:: RECORD EXTRACTS ::

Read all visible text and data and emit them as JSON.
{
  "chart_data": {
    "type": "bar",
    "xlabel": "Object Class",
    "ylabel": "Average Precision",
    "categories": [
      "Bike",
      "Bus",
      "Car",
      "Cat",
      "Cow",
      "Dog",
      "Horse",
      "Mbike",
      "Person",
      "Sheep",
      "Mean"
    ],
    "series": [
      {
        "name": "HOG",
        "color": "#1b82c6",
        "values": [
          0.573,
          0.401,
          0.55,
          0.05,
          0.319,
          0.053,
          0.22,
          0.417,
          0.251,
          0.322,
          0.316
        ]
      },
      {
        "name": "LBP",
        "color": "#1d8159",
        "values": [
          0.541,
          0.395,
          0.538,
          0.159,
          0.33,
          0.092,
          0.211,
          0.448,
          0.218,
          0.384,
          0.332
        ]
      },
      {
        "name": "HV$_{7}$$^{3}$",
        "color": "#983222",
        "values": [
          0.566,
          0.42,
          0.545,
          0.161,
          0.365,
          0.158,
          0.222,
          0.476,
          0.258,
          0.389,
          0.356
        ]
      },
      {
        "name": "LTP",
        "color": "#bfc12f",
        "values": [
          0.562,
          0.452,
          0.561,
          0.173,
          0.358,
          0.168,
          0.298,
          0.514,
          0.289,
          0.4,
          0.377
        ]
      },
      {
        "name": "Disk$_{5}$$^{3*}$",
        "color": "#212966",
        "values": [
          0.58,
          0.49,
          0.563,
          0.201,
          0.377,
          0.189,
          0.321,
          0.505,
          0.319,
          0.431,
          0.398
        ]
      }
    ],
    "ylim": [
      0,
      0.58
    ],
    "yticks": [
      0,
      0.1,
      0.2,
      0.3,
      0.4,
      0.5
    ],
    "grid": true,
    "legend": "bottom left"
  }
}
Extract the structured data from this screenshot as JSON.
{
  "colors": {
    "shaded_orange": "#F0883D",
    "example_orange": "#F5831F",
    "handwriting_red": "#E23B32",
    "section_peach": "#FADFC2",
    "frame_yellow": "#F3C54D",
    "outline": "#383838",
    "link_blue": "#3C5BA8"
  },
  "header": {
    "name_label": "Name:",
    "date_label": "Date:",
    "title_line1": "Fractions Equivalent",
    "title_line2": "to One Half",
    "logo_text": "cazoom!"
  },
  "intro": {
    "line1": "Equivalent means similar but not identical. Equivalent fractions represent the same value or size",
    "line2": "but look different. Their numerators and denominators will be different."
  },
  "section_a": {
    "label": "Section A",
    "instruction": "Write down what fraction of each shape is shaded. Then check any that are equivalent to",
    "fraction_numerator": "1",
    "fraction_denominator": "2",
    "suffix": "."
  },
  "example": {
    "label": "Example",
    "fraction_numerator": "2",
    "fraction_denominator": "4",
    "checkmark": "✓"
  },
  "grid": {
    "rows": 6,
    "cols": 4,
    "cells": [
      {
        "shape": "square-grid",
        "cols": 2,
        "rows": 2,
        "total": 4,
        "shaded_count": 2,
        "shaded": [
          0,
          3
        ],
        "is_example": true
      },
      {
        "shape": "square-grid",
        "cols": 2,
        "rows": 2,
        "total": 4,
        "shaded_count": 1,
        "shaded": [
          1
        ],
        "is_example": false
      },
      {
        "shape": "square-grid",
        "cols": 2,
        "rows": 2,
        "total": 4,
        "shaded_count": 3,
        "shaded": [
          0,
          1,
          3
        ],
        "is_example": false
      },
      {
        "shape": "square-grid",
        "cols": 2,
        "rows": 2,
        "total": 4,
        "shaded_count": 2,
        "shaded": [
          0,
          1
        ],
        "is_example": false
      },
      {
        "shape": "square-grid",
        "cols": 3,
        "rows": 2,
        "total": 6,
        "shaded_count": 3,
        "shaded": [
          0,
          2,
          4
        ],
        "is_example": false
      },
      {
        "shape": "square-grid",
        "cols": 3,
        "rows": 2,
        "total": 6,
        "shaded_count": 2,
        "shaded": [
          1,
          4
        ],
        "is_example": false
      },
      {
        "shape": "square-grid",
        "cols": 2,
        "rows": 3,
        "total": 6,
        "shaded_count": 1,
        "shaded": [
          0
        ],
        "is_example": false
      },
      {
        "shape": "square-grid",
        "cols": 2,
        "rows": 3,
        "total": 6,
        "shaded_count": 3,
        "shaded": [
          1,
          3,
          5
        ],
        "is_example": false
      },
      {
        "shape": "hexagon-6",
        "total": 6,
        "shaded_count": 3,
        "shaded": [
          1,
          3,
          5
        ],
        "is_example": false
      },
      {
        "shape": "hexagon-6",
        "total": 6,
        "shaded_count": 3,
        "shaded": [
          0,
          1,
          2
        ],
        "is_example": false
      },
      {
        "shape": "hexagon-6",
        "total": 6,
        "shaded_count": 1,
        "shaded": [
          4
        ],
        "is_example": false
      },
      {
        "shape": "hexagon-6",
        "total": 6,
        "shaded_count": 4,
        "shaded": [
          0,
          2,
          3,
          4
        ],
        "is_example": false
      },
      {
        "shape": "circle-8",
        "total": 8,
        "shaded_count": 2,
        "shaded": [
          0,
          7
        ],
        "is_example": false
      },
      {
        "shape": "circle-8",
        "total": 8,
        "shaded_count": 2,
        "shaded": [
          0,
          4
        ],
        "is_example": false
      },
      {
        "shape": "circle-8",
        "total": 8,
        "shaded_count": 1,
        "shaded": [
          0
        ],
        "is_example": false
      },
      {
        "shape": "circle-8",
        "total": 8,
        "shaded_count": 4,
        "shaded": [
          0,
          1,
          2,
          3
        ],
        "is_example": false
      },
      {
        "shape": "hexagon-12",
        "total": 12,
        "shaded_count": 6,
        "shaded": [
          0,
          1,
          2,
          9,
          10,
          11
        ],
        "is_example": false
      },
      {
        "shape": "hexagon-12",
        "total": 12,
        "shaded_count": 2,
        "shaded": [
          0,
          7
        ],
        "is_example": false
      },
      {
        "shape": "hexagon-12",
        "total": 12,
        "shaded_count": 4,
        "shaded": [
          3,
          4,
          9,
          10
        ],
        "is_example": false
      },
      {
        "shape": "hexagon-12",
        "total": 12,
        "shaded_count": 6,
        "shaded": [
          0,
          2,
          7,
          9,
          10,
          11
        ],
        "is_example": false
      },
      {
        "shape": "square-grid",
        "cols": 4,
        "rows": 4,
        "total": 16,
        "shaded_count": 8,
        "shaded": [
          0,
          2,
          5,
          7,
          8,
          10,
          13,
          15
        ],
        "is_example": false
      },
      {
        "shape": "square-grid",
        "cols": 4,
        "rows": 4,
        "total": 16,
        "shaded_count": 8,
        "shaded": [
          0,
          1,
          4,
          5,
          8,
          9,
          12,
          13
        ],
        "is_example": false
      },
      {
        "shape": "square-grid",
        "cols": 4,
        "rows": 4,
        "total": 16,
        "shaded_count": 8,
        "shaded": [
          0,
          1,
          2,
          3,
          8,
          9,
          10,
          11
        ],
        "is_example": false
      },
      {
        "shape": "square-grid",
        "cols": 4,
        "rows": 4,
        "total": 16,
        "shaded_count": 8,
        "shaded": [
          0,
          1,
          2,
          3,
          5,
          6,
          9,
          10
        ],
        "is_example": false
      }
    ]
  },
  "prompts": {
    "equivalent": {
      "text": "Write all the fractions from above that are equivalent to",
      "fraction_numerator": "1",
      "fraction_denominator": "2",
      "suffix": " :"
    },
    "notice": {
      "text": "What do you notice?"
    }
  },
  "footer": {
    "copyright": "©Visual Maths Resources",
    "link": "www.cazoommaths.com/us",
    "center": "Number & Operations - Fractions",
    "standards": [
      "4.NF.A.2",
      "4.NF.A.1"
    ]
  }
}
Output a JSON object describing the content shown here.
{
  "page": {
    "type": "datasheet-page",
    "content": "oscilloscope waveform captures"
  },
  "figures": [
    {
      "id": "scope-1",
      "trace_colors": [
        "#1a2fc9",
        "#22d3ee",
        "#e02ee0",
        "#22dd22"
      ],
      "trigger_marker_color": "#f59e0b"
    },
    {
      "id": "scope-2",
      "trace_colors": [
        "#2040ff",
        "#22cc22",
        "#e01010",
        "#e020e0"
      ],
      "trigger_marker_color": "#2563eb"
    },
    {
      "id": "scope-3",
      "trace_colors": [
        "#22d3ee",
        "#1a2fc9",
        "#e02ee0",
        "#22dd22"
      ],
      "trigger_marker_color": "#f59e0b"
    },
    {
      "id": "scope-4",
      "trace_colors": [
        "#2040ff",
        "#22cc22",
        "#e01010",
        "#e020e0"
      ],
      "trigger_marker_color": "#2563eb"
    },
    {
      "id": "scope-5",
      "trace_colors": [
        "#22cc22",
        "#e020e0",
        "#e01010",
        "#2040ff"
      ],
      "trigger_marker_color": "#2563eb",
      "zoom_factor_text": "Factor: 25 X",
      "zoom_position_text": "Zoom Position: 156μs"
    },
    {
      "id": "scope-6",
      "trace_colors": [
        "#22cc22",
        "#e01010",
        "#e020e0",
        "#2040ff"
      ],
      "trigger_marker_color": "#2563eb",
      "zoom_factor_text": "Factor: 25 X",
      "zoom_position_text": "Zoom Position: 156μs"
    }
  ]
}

:: EXERCISE DIRECTIONS ::
Using the records above, pull out each line where the word "that" occurs.

:: OUTPUT FOR THIS TASK ::
    "instruction": "Write down what fraction of each shape is shaded. Then check any that are equivalent to",
      "text": "Write all the fractions from above that are equivalent to",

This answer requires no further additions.